> [Task requirements]:
Return the listing below verbatim. Pictures do not belong in the copy.

> [Records from a data source]:
________________
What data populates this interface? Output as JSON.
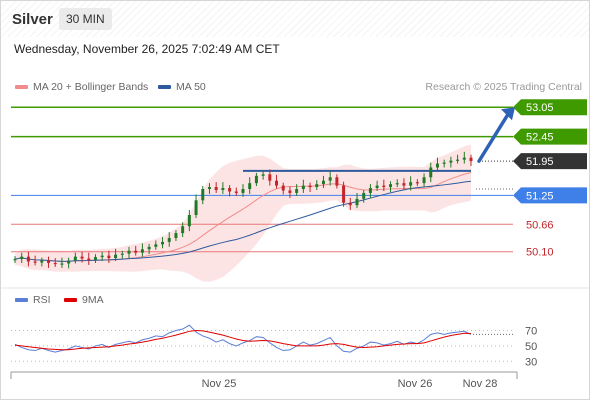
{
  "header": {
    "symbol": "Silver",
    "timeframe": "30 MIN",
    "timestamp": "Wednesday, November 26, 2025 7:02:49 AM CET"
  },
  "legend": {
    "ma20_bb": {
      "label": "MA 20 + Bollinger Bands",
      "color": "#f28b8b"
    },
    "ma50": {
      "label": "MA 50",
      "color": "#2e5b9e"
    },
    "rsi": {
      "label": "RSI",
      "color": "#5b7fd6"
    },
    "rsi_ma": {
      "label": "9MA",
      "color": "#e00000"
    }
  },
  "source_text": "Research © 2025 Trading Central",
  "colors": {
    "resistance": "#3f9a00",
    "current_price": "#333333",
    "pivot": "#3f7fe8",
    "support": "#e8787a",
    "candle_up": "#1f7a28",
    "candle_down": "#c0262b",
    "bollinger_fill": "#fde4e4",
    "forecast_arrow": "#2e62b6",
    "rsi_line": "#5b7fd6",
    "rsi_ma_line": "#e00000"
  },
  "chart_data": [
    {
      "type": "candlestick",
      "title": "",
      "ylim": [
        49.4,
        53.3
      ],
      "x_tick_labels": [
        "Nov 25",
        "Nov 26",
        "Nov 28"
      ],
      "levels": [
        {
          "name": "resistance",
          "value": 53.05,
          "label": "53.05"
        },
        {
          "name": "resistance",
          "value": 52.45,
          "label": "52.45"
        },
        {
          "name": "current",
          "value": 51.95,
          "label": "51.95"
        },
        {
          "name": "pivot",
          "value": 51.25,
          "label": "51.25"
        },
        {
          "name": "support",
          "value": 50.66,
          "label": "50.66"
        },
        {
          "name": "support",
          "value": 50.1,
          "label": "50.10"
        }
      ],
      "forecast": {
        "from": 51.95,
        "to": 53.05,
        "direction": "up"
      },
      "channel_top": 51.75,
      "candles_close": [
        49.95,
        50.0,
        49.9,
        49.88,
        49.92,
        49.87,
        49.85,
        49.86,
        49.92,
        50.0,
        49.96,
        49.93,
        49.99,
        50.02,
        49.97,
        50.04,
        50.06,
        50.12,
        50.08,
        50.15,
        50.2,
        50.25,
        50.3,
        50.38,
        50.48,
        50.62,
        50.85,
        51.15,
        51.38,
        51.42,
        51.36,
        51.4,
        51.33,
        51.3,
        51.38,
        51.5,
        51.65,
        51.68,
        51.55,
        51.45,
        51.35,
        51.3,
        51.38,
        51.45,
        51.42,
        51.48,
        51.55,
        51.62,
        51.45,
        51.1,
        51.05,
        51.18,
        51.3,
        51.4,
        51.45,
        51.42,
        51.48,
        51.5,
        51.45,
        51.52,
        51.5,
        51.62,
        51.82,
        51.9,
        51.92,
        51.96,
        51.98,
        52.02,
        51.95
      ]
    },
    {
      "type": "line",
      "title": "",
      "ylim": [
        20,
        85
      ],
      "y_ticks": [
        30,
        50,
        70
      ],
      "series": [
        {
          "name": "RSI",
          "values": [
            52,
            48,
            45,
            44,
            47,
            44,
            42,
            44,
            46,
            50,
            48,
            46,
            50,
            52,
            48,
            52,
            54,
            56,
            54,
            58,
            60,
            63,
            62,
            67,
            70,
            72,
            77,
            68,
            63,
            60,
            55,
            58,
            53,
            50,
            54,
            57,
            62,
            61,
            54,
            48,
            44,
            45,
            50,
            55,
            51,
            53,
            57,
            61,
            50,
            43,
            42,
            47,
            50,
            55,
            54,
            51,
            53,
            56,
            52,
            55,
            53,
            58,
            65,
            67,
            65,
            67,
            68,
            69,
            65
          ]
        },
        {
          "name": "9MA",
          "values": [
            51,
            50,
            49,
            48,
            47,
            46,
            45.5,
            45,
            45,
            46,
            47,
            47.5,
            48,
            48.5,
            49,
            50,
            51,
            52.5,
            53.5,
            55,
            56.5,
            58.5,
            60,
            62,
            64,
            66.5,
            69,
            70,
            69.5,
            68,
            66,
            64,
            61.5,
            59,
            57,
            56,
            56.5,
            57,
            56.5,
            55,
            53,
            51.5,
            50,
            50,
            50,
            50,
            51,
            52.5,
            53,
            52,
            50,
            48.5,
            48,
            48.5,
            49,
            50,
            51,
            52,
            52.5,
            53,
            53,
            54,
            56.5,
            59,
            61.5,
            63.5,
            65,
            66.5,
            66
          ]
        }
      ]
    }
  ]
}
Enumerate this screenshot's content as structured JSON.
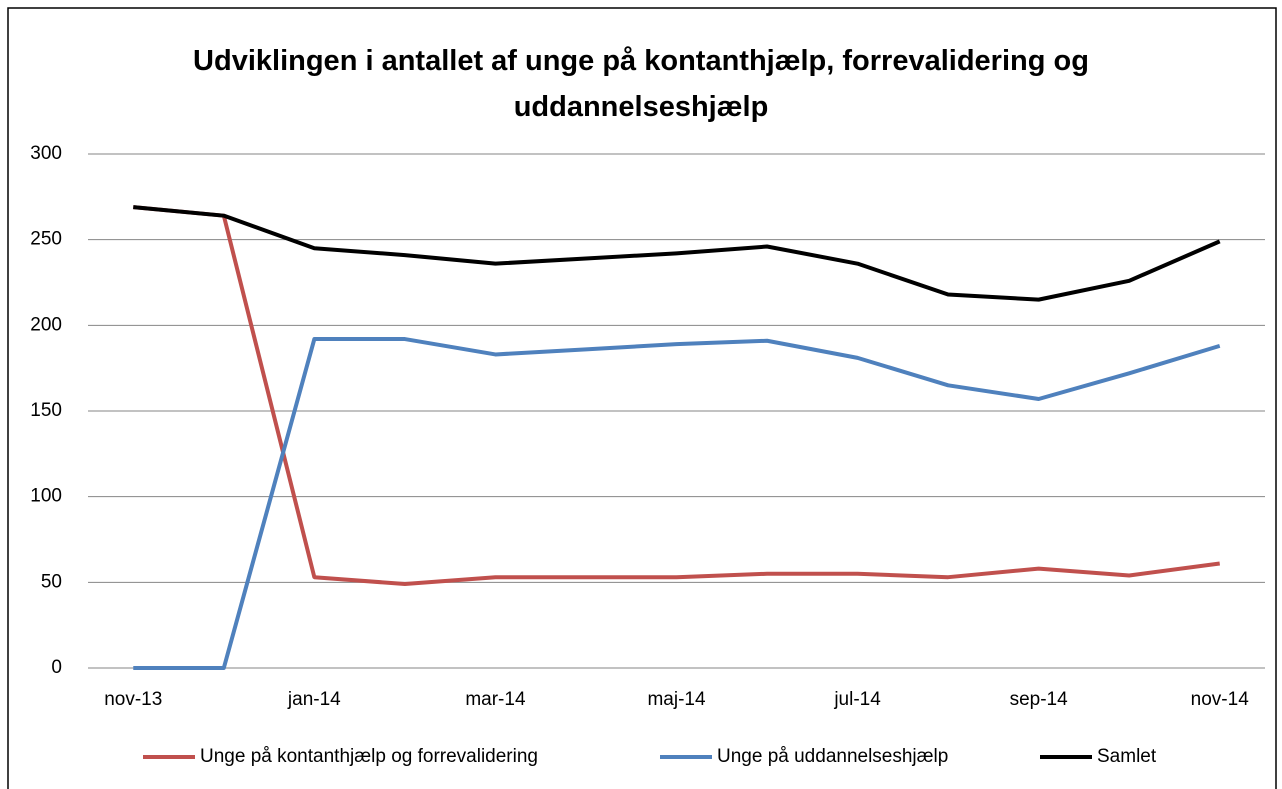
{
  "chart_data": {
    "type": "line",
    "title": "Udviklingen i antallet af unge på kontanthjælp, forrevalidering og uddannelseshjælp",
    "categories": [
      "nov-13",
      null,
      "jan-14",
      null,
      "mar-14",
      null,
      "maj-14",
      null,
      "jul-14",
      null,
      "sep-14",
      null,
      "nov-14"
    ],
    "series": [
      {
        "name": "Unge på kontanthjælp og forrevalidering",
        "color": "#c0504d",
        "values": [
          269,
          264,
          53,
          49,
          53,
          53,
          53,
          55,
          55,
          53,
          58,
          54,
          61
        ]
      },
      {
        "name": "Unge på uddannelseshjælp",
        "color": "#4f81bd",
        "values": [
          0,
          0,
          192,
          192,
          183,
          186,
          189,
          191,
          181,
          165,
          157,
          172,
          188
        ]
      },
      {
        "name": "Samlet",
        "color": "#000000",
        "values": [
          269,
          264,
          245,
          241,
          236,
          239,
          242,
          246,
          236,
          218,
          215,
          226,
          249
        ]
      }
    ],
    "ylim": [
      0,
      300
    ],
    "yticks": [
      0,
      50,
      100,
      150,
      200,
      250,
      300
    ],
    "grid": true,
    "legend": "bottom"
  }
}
________________
> [The completed task]:
What data populates this interface? Output as JSON.
{
  "header": {
    "symbol": "Silver",
    "timeframe": "30 MIN",
    "timestamp": "Wednesday, November 26, 2025 7:02:49 AM CET"
  },
  "legend": {
    "ma20_bb": {
      "label": "MA 20 + Bollinger Bands",
      "color": "#f28b8b"
    },
    "ma50": {
      "label": "MA 50",
      "color": "#2e5b9e"
    },
    "rsi": {
      "label": "RSI",
      "color": "#5b7fd6"
    },
    "rsi_ma": {
      "label": "9MA",
      "color": "#e00000"
    }
  },
  "source_text": "Research © 2025 Trading Central",
  "colors": {
    "resistance": "#3f9a00",
    "current_price": "#333333",
    "pivot": "#3f7fe8",
    "support": "#e8787a",
    "candle_up": "#1f7a28",
    "candle_down": "#c0262b",
    "bollinger_fill": "#fde4e4",
    "forecast_arrow": "#2e62b6",
    "rsi_line": "#5b7fd6",
    "rsi_ma_line": "#e00000"
  },
  "chart_data": [
    {
      "type": "candlestick",
      "title": "",
      "ylim": [
        49.4,
        53.3
      ],
      "x_tick_labels": [
        "Nov 25",
        "Nov 26",
        "Nov 28"
      ],
      "levels": [
        {
          "name": "resistance",
          "value": 53.05,
          "label": "53.05"
        },
        {
          "name": "resistance",
          "value": 52.45,
          "label": "52.45"
        },
        {
          "name": "current",
          "value": 51.95,
          "label": "51.95"
        },
        {
          "name": "pivot",
          "value": 51.25,
          "label": "51.25"
        },
        {
          "name": "support",
          "value": 50.66,
          "label": "50.66"
        },
        {
          "name": "support",
          "value": 50.1,
          "label": "50.10"
        }
      ],
      "forecast": {
        "from": 51.95,
        "to": 53.05,
        "direction": "up"
      },
      "channel_top": 51.75,
      "candles_close": [
        49.95,
        50.0,
        49.9,
        49.88,
        49.92,
        49.87,
        49.85,
        49.86,
        49.92,
        50.0,
        49.96,
        49.93,
        49.99,
        50.02,
        49.97,
        50.04,
        50.06,
        50.12,
        50.08,
        50.15,
        50.2,
        50.25,
        50.3,
        50.38,
        50.48,
        50.62,
        50.85,
        51.15,
        51.38,
        51.42,
        51.36,
        51.4,
        51.33,
        51.3,
        51.38,
        51.5,
        51.65,
        51.68,
        51.55,
        51.45,
        51.35,
        51.3,
        51.38,
        51.45,
        51.42,
        51.48,
        51.55,
        51.62,
        51.45,
        51.1,
        51.05,
        51.18,
        51.3,
        51.4,
        51.45,
        51.42,
        51.48,
        51.5,
        51.45,
        51.52,
        51.5,
        51.62,
        51.82,
        51.9,
        51.92,
        51.96,
        51.98,
        52.02,
        51.95
      ]
    },
    {
      "type": "line",
      "title": "",
      "ylim": [
        20,
        85
      ],
      "y_ticks": [
        30,
        50,
        70
      ],
      "series": [
        {
          "name": "RSI",
          "values": [
            52,
            48,
            45,
            44,
            47,
            44,
            42,
            44,
            46,
            50,
            48,
            46,
            50,
            52,
            48,
            52,
            54,
            56,
            54,
            58,
            60,
            63,
            62,
            67,
            70,
            72,
            77,
            68,
            63,
            60,
            55,
            58,
            53,
            50,
            54,
            57,
            62,
            61,
            54,
            48,
            44,
            45,
            50,
            55,
            51,
            53,
            57,
            61,
            50,
            43,
            42,
            47,
            50,
            55,
            54,
            51,
            53,
            56,
            52,
            55,
            53,
            58,
            65,
            67,
            65,
            67,
            68,
            69,
            65
          ]
        },
        {
          "name": "9MA",
          "values": [
            51,
            50,
            49,
            48,
            47,
            46,
            45.5,
            45,
            45,
            46,
            47,
            47.5,
            48,
            48.5,
            49,
            50,
            51,
            52.5,
            53.5,
            55,
            56.5,
            58.5,
            60,
            62,
            64,
            66.5,
            69,
            70,
            69.5,
            68,
            66,
            64,
            61.5,
            59,
            57,
            56,
            56.5,
            57,
            56.5,
            55,
            53,
            51.5,
            50,
            50,
            50,
            50,
            51,
            52.5,
            53,
            52,
            50,
            48.5,
            48,
            48.5,
            49,
            50,
            51,
            52,
            52.5,
            53,
            53,
            54,
            56.5,
            59,
            61.5,
            63.5,
            65,
            66.5,
            66
          ]
        }
      ]
    }
  ]
}
Enumerate this screenshot's content as structured JSON.
{
  "chart_data": {
    "type": "line",
    "title": "Udviklingen i antallet af unge på kontanthjælp, forrevalidering og uddannelseshjælp",
    "categories": [
      "nov-13",
      null,
      "jan-14",
      null,
      "mar-14",
      null,
      "maj-14",
      null,
      "jul-14",
      null,
      "sep-14",
      null,
      "nov-14"
    ],
    "series": [
      {
        "name": "Unge på kontanthjælp og forrevalidering",
        "color": "#c0504d",
        "values": [
          269,
          264,
          53,
          49,
          53,
          53,
          53,
          55,
          55,
          53,
          58,
          54,
          61
        ]
      },
      {
        "name": "Unge på uddannelseshjælp",
        "color": "#4f81bd",
        "values": [
          0,
          0,
          192,
          192,
          183,
          186,
          189,
          191,
          181,
          165,
          157,
          172,
          188
        ]
      },
      {
        "name": "Samlet",
        "color": "#000000",
        "values": [
          269,
          264,
          245,
          241,
          236,
          239,
          242,
          246,
          236,
          218,
          215,
          226,
          249
        ]
      }
    ],
    "ylim": [
      0,
      300
    ],
    "yticks": [
      0,
      50,
      100,
      150,
      200,
      250,
      300
    ],
    "grid": true,
    "legend": "bottom"
  }
}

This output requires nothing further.